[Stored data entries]
╭──

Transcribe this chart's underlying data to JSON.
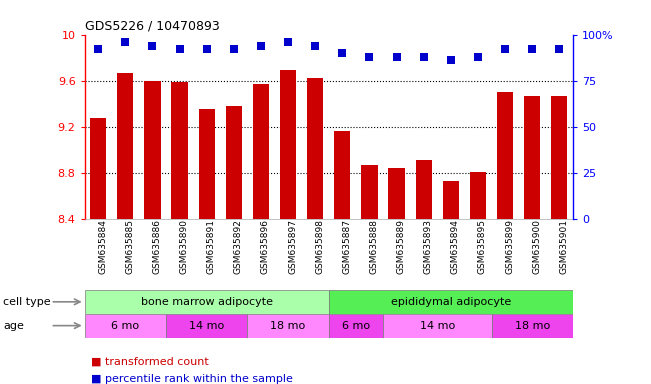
{
  "title": "GDS5226 / 10470893",
  "samples": [
    "GSM635884",
    "GSM635885",
    "GSM635886",
    "GSM635890",
    "GSM635891",
    "GSM635892",
    "GSM635896",
    "GSM635897",
    "GSM635898",
    "GSM635887",
    "GSM635888",
    "GSM635889",
    "GSM635893",
    "GSM635894",
    "GSM635895",
    "GSM635899",
    "GSM635900",
    "GSM635901"
  ],
  "bar_values": [
    9.28,
    9.67,
    9.6,
    9.59,
    9.35,
    9.38,
    9.57,
    9.69,
    9.62,
    9.16,
    8.87,
    8.84,
    8.91,
    8.73,
    8.81,
    9.5,
    9.47,
    9.47
  ],
  "percentile_values": [
    92,
    96,
    94,
    92,
    92,
    92,
    94,
    96,
    94,
    90,
    88,
    88,
    88,
    86,
    88,
    92,
    92,
    92
  ],
  "ylim": [
    8.4,
    10.0
  ],
  "yticks": [
    8.4,
    8.8,
    9.2,
    9.6,
    10.0
  ],
  "ytick_labels": [
    "8.4",
    "8.8",
    "9.2",
    "9.6",
    "10"
  ],
  "right_yticks": [
    0,
    25,
    50,
    75,
    100
  ],
  "right_ytick_labels": [
    "0",
    "25",
    "50",
    "75",
    "100%"
  ],
  "bar_color": "#cc0000",
  "dot_color": "#0000cc",
  "background_color": "#ffffff",
  "cell_type_groups": [
    {
      "label": "bone marrow adipocyte",
      "start": 0,
      "end": 9,
      "color": "#aaffaa"
    },
    {
      "label": "epididymal adipocyte",
      "start": 9,
      "end": 18,
      "color": "#55ee55"
    }
  ],
  "age_groups": [
    {
      "label": "6 mo",
      "start": 0,
      "end": 3,
      "color": "#ff88ff"
    },
    {
      "label": "14 mo",
      "start": 3,
      "end": 6,
      "color": "#ee44ee"
    },
    {
      "label": "18 mo",
      "start": 6,
      "end": 9,
      "color": "#ff88ff"
    },
    {
      "label": "6 mo",
      "start": 9,
      "end": 11,
      "color": "#ee44ee"
    },
    {
      "label": "14 mo",
      "start": 11,
      "end": 15,
      "color": "#ff88ff"
    },
    {
      "label": "18 mo",
      "start": 15,
      "end": 18,
      "color": "#ee44ee"
    }
  ],
  "cell_type_label": "cell type",
  "age_label": "age",
  "legend_bar_label": "transformed count",
  "legend_dot_label": "percentile rank within the sample"
}
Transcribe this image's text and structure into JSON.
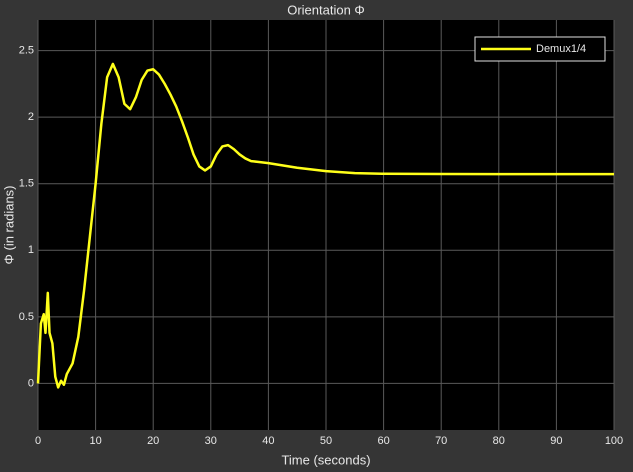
{
  "chart_data": {
    "type": "line",
    "title": "Orientation Φ",
    "xlabel": "Time (seconds)",
    "ylabel": "Φ (in radians)",
    "x": [
      0,
      0.5,
      1,
      1.3,
      1.7,
      2,
      2.5,
      3,
      3.5,
      4,
      4.5,
      5,
      6,
      7,
      8,
      9,
      10,
      11,
      12,
      13,
      14,
      15,
      16,
      17,
      18,
      19,
      20,
      21,
      22,
      23,
      24,
      25,
      26,
      27,
      28,
      29,
      30,
      31,
      32,
      33,
      34,
      35,
      36,
      37,
      38,
      40,
      45,
      50,
      55,
      60,
      70,
      80,
      100
    ],
    "series": [
      {
        "name": "Demux1/4",
        "color": "#ffff1a",
        "values": [
          0,
          0.45,
          0.52,
          0.38,
          0.68,
          0.38,
          0.3,
          0.05,
          -0.03,
          0.02,
          -0.01,
          0.07,
          0.15,
          0.35,
          0.7,
          1.1,
          1.5,
          1.95,
          2.3,
          2.4,
          2.3,
          2.1,
          2.06,
          2.15,
          2.28,
          2.35,
          2.36,
          2.32,
          2.25,
          2.17,
          2.08,
          1.97,
          1.85,
          1.72,
          1.63,
          1.6,
          1.63,
          1.72,
          1.78,
          1.79,
          1.76,
          1.72,
          1.69,
          1.67,
          1.665,
          1.655,
          1.62,
          1.595,
          1.58,
          1.575,
          1.573,
          1.572,
          1.572
        ]
      }
    ],
    "xlim": [
      0,
      100
    ],
    "ylim": [
      -0.35,
      2.73
    ],
    "xticks": [
      0,
      10,
      20,
      30,
      40,
      50,
      60,
      70,
      80,
      90,
      100
    ],
    "yticks": [
      0,
      0.5,
      1,
      1.5,
      2,
      2.5
    ],
    "grid": true,
    "legend": "upper right"
  }
}
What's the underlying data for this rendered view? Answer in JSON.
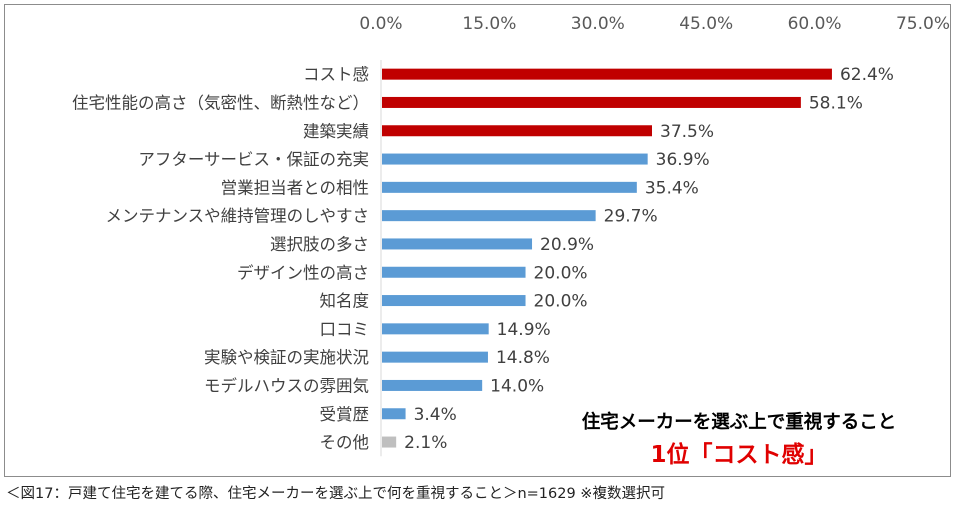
{
  "chart_data": {
    "type": "bar",
    "orientation": "horizontal",
    "title": "住宅メーカーを選ぶ上で重視すること",
    "categories": [
      "コスト感",
      "住宅性能の高さ（気密性、断熱性など）",
      "建築実績",
      "アフターサービス・保証の充実",
      "営業担当者との相性",
      "メンテナンスや維持管理のしやすさ",
      "選択肢の多さ",
      "デザイン性の高さ",
      "知名度",
      "口コミ",
      "実験や検証の実施状況",
      "モデルハウスの雰囲気",
      "受賞歴",
      "その他"
    ],
    "values": [
      62.4,
      58.1,
      37.5,
      36.9,
      35.4,
      29.7,
      20.9,
      20.0,
      20.0,
      14.9,
      14.8,
      14.0,
      3.4,
      2.1
    ],
    "value_labels": [
      "62.4%",
      "58.1%",
      "37.5%",
      "36.9%",
      "35.4%",
      "29.7%",
      "20.9%",
      "20.0%",
      "20.0%",
      "14.9%",
      "14.8%",
      "14.0%",
      "3.4%",
      "2.1%"
    ],
    "bar_colors": [
      "#c00000",
      "#c00000",
      "#c00000",
      "#5b9bd5",
      "#5b9bd5",
      "#5b9bd5",
      "#5b9bd5",
      "#5b9bd5",
      "#5b9bd5",
      "#5b9bd5",
      "#5b9bd5",
      "#5b9bd5",
      "#5b9bd5",
      "#bfbfbf"
    ],
    "xlim": [
      0,
      75
    ],
    "xticks": [
      0,
      15,
      30,
      45,
      60,
      75
    ],
    "xtick_labels": [
      "0.0%",
      "15.0%",
      "30.0%",
      "45.0%",
      "60.0%",
      "75.0%"
    ],
    "xaxis_position": "top",
    "grid": false,
    "xlabel": "",
    "ylabel": ""
  },
  "highlight": {
    "subtitle": "住宅メーカーを選ぶ上で重視すること",
    "headline": "1位「コスト感」",
    "headline_color": "#e00000"
  },
  "caption": "＜図17：戸建て住宅を建てる際、住宅メーカーを選ぶ上で何を重視すること＞n=1629 ※複数選択可"
}
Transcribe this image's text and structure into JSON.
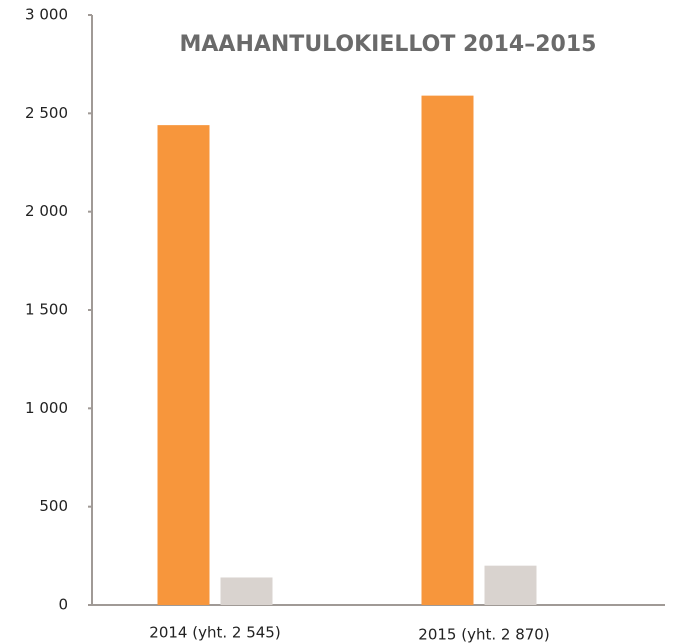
{
  "chart_data": {
    "type": "bar",
    "title": "MAAHANTULOKIELLOT 2014–2015",
    "categories": [
      "2014 (yht. 2 545)",
      "2015 (yht. 2 870)"
    ],
    "series": [
      {
        "color": "#f7963c",
        "values": [
          2440,
          2590
        ]
      },
      {
        "color": "#d9d3cf",
        "values": [
          140,
          200
        ]
      }
    ],
    "ylim": [
      0,
      3000
    ],
    "yticks": [
      0,
      {
        "value": 500,
        "label": "500"
      },
      {
        "value": 1000,
        "label": "1 000"
      },
      {
        "value": 1500,
        "label": "1 500"
      },
      {
        "value": 2000,
        "label": "2 000"
      },
      {
        "value": 2500,
        "label": "2 500"
      },
      {
        "value": 3000,
        "label": "3 000"
      }
    ],
    "grid": false
  }
}
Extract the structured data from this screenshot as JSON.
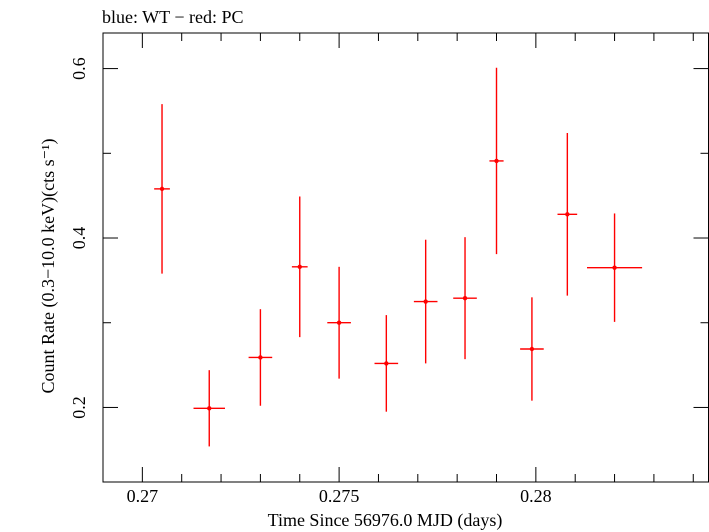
{
  "chart_data": {
    "type": "scatter",
    "title": "blue: WT − red: PC",
    "xlabel": "Time Since 56976.0 MJD (days)",
    "ylabel": "Count Rate (0.3−10.0 keV)(cts s⁻¹)",
    "xlim": [
      0.269,
      0.2844
    ],
    "ylim": [
      0.112,
      0.642
    ],
    "xticks": [
      0.27,
      0.275,
      0.28
    ],
    "xtick_labels": [
      "0.27",
      "0.275",
      "0.28"
    ],
    "yticks": [
      0.2,
      0.4,
      0.6
    ],
    "ytick_labels": [
      "0.2",
      "0.4",
      "0.6"
    ],
    "grid": false,
    "series": [
      {
        "color": "#ff0000",
        "points": [
          {
            "x": 0.2705,
            "xerr": 0.0002,
            "y": 0.458,
            "yerr_low": 0.1,
            "yerr_high": 0.1
          },
          {
            "x": 0.2717,
            "xerr": 0.0004,
            "y": 0.199,
            "yerr_low": 0.045,
            "yerr_high": 0.045
          },
          {
            "x": 0.273,
            "xerr": 0.0003,
            "y": 0.259,
            "yerr_low": 0.057,
            "yerr_high": 0.057
          },
          {
            "x": 0.274,
            "xerr": 0.0002,
            "y": 0.366,
            "yerr_low": 0.083,
            "yerr_high": 0.083
          },
          {
            "x": 0.275,
            "xerr": 0.0003,
            "y": 0.3,
            "yerr_low": 0.066,
            "yerr_high": 0.066
          },
          {
            "x": 0.2762,
            "xerr": 0.0003,
            "y": 0.252,
            "yerr_low": 0.057,
            "yerr_high": 0.057
          },
          {
            "x": 0.2772,
            "xerr": 0.0003,
            "y": 0.325,
            "yerr_low": 0.073,
            "yerr_high": 0.073
          },
          {
            "x": 0.2782,
            "xerr": 0.0003,
            "y": 0.329,
            "yerr_low": 0.072,
            "yerr_high": 0.072
          },
          {
            "x": 0.279,
            "xerr": 0.00018,
            "y": 0.491,
            "yerr_low": 0.11,
            "yerr_high": 0.11
          },
          {
            "x": 0.2799,
            "xerr": 0.0003,
            "y": 0.269,
            "yerr_low": 0.061,
            "yerr_high": 0.061
          },
          {
            "x": 0.2808,
            "xerr": 0.00025,
            "y": 0.428,
            "yerr_low": 0.096,
            "yerr_high": 0.096
          },
          {
            "x": 0.282,
            "xerr": 0.0007,
            "y": 0.365,
            "yerr_low": 0.064,
            "yerr_high": 0.064
          }
        ]
      }
    ]
  }
}
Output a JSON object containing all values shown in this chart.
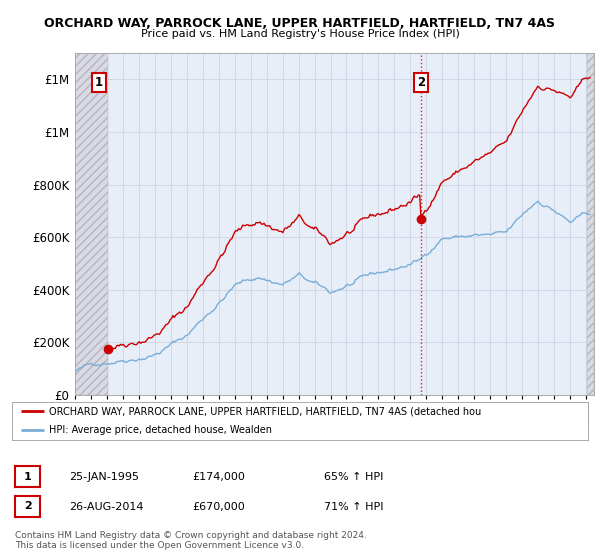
{
  "title_line1": "ORCHARD WAY, PARROCK LANE, UPPER HARTFIELD, HARTFIELD, TN7 4AS",
  "title_line2": "Price paid vs. HM Land Registry's House Price Index (HPI)",
  "ylim": [
    0,
    1300000
  ],
  "yticks": [
    0,
    200000,
    400000,
    600000,
    800000,
    1000000,
    1200000
  ],
  "xlim_start": 1993,
  "xlim_end": 2025.5,
  "sale1_year": 1995.07,
  "sale1_price": 174000,
  "sale2_year": 2014.65,
  "sale2_price": 670000,
  "legend_line1": "ORCHARD WAY, PARROCK LANE, UPPER HARTFIELD, HARTFIELD, TN7 4AS (detached hou",
  "legend_line2": "HPI: Average price, detached house, Wealden",
  "footer": "Contains HM Land Registry data © Crown copyright and database right 2024.\nThis data is licensed under the Open Government Licence v3.0.",
  "table_row1_date": "25-JAN-1995",
  "table_row1_price": "£174,000",
  "table_row1_hpi": "65% ↑ HPI",
  "table_row2_date": "26-AUG-2014",
  "table_row2_price": "£670,000",
  "table_row2_hpi": "71% ↑ HPI",
  "property_color": "#cc0000",
  "hpi_color": "#7aaed6",
  "grid_color": "#d0d8e8",
  "bg_color": "#e8eef8",
  "hatch_bg": "#d8d8e0"
}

╰──

Find the word "ORCHARD" and list each line it appears in.

  "title_line1": "ORCHARD WAY, PARROCK LANE, UPPER HARTFIELD, HARTFIELD, TN7 4AS",
  "legend_line1": "ORCHARD WAY, PARROCK LANE, UPPER HARTFIELD, HARTFIELD, TN7 4AS (detached hou",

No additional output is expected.